[Rows]

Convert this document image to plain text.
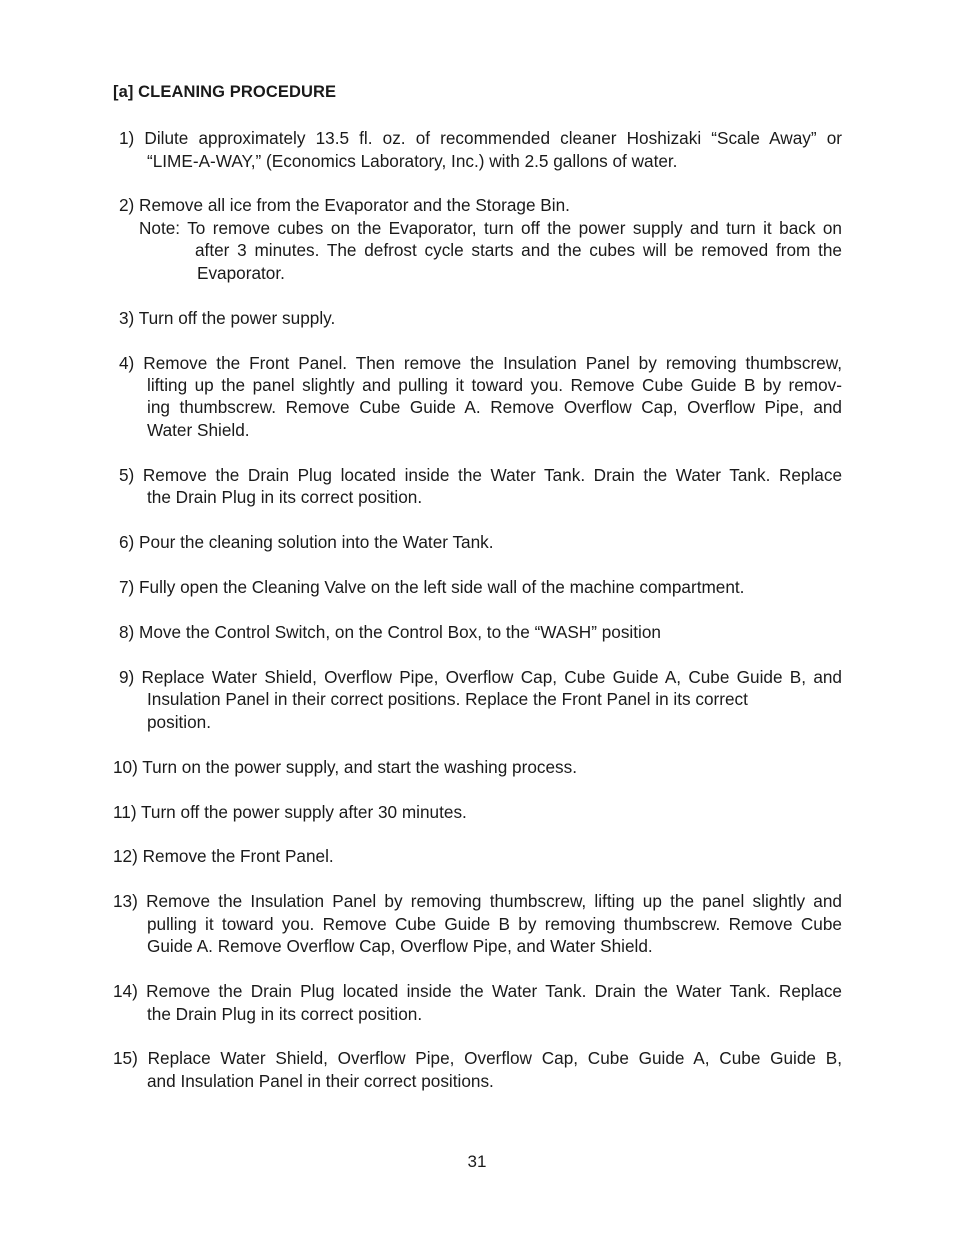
[a] CLEANING PROCEDURE
1) Dilute approximately 13.5 fl. oz. of recommended cleaner Hoshizaki “Scale Away” or
“LIME-A-WAY,” (Economics Laboratory, Inc.) with 2.5 gallons of water.
2) Remove all ice from the Evaporator and the Storage Bin.
Note: To remove cubes on the Evaporator, turn off the power supply and turn it back on
after 3 minutes. The defrost cycle starts and the cubes will be removed from the
Evaporator.
3) Turn off the power supply.
4) Remove the Front Panel. Then remove the Insulation Panel by removing thumbscrew,
lifting up the panel slightly and pulling it toward you. Remove Cube Guide B by remov-
ing thumbscrew. Remove Cube Guide A. Remove Overflow Cap, Overflow Pipe, and
Water Shield.
5) Remove the Drain Plug located inside the Water Tank. Drain the Water Tank. Replace
the Drain Plug in its correct position.
6) Pour the cleaning solution into the Water Tank.
7) Fully open the Cleaning Valve on the left side wall of the machine compartment.
8) Move the Control Switch, on the Control Box, to the “WASH” position
9) Replace Water Shield, Overflow Pipe, Overflow Cap, Cube Guide A, Cube Guide B, and
Insulation Panel in their correct positions. Replace the Front Panel in its correct
position.
10) Turn on the power supply, and start the washing process.
11) Turn off the power supply after 30 minutes.
12) Remove the Front Panel.
13) Remove the Insulation Panel by removing thumbscrew, lifting up the panel slightly and
pulling it toward you. Remove Cube Guide B by removing thumbscrew. Remove Cube
Guide A. Remove Overflow Cap, Overflow Pipe, and Water Shield.
14) Remove the Drain Plug located inside the Water Tank. Drain the Water Tank. Replace
the Drain Plug in its correct position.
15) Replace Water Shield, Overflow Pipe, Overflow Cap, Cube Guide A, Cube Guide B,
and Insulation Panel in their correct positions.
31
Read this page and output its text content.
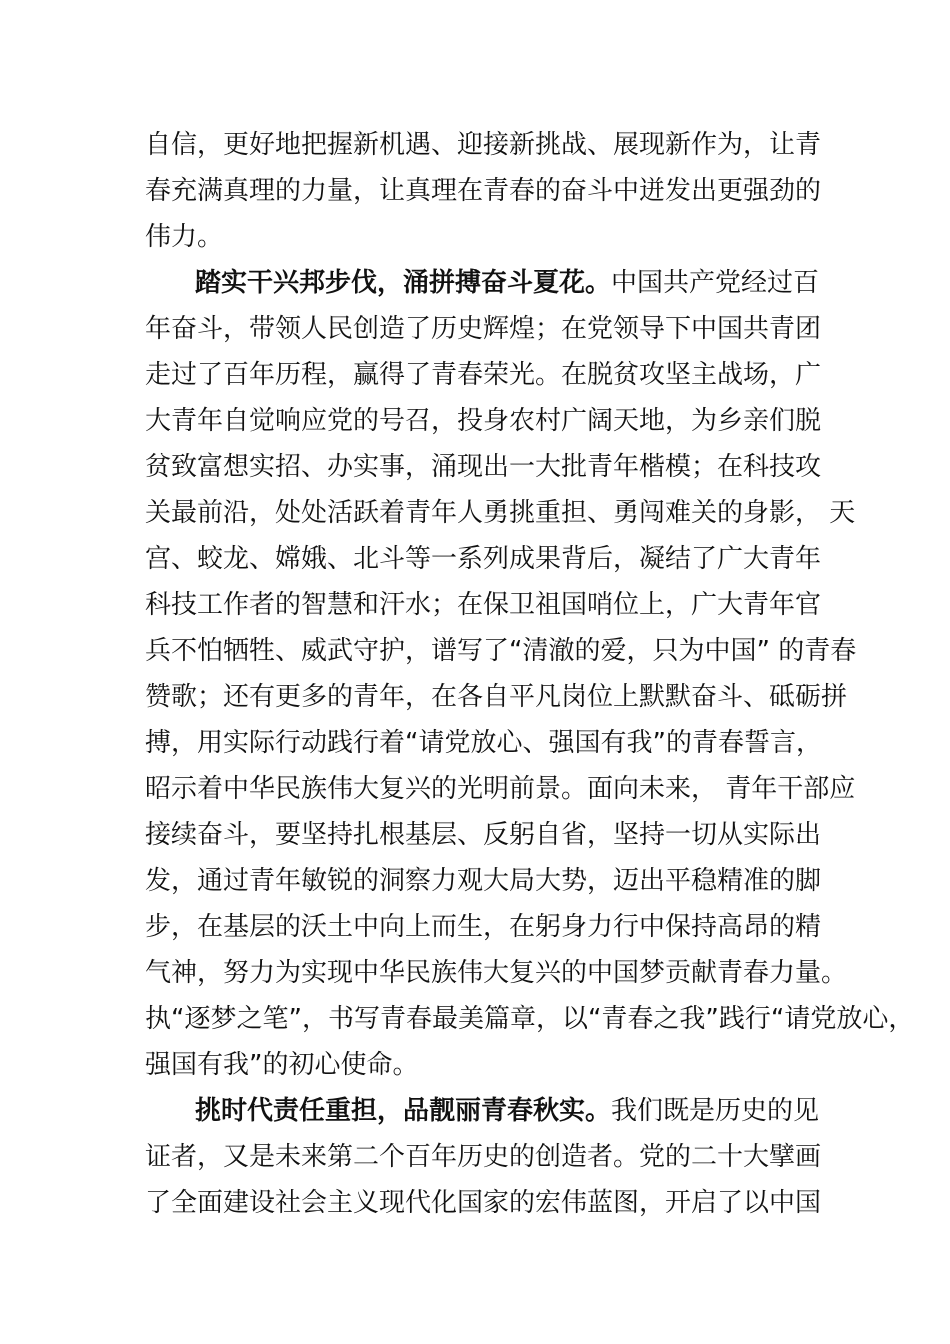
自信，更好地把握新机遇、迎接新挑战、展现新作为，让青
春充满真理的力量，让真理在青春的奋斗中迸发出更强劲的
伟力。
踏实干兴邦步伐，涌拼搏奋斗夏花。中国共产党经过百
年奋斗，带领人民创造了历史辉煌；在党领导下中国共青团
走过了百年历程，赢得了青春荣光。在脱贫攻坚主战场，广
大青年自觉响应党的号召，投身农村广阔天地，为乡亲们脱
贫致富想实招、办实事，涌现出一大批青年楷模；在科技攻
关最前沿，处处活跃着青年人勇挑重担、勇闯难关的身影， 天
宫、蛟龙、嫦娥、北斗等一系列成果背后，凝结了广大青年
科技工作者的智慧和汗水；在保卫祖国哨位上，广大青年官
兵不怕牺牲、威武守护，谱写了“清澈的爱，只为中国” 的青春
赞歌；还有更多的青年，在各自平凡岗位上默默奋斗、砥砺拼
搏，用实际行动践行着“请党放心、强国有我”的青春誓言，
昭示着中华民族伟大复兴的光明前景。面向未来， 青年干部应
接续奋斗，要坚持扎根基层、反躬自省，坚持一切从实际出
发，通过青年敏锐的洞察力观大局大势，迈出平稳精准的脚
步，在基层的沃土中向上而生，在躬身力行中保持高昂的精
气神，努力为实现中华民族伟大复兴的中国梦贡献青春力量。
执“逐梦之笔”，书写青春最美篇章，以“青春之我”践行“请党放心，
强国有我”的初心使命。
挑时代责任重担，品靓丽青春秋实。我们既是历史的见
证者，又是未来第二个百年历史的创造者。党的二十大擘画
了全面建设社会主义现代化国家的宏伟蓝图，开启了以中国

[Goal] Restate word for word the lines above that start at the line containing "Read this page and output its text content." and run to the end of the listing; exclude the pictures.

[Response to this task]
Read this page and output its text content.
自信，更好地把握新机遇、迎接新挑战、展现新作为，让青
春充满真理的力量，让真理在青春的奋斗中迸发出更强劲的
伟力。
踏实干兴邦步伐，涌拼搏奋斗夏花。中国共产党经过百
年奋斗，带领人民创造了历史辉煌；在党领导下中国共青团
走过了百年历程，赢得了青春荣光。在脱贫攻坚主战场，广
大青年自觉响应党的号召，投身农村广阔天地，为乡亲们脱
贫致富想实招、办实事，涌现出一大批青年楷模；在科技攻
关最前沿，处处活跃着青年人勇挑重担、勇闯难关的身影， 天
宫、蛟龙、嫦娥、北斗等一系列成果背后，凝结了广大青年
科技工作者的智慧和汗水；在保卫祖国哨位上，广大青年官
兵不怕牺牲、威武守护，谱写了“清澈的爱，只为中国” 的青春
赞歌；还有更多的青年，在各自平凡岗位上默默奋斗、砥砺拼
搏，用实际行动践行着“请党放心、强国有我”的青春誓言，
昭示着中华民族伟大复兴的光明前景。面向未来， 青年干部应
接续奋斗，要坚持扎根基层、反躬自省，坚持一切从实际出
发，通过青年敏锐的洞察力观大局大势，迈出平稳精准的脚
步，在基层的沃土中向上而生，在躬身力行中保持高昂的精
气神，努力为实现中华民族伟大复兴的中国梦贡献青春力量。
执“逐梦之笔”，书写青春最美篇章，以“青春之我”践行“请党放心，
强国有我”的初心使命。
挑时代责任重担，品靓丽青春秋实。我们既是历史的见
证者，又是未来第二个百年历史的创造者。党的二十大擘画
了全面建设社会主义现代化国家的宏伟蓝图，开启了以中国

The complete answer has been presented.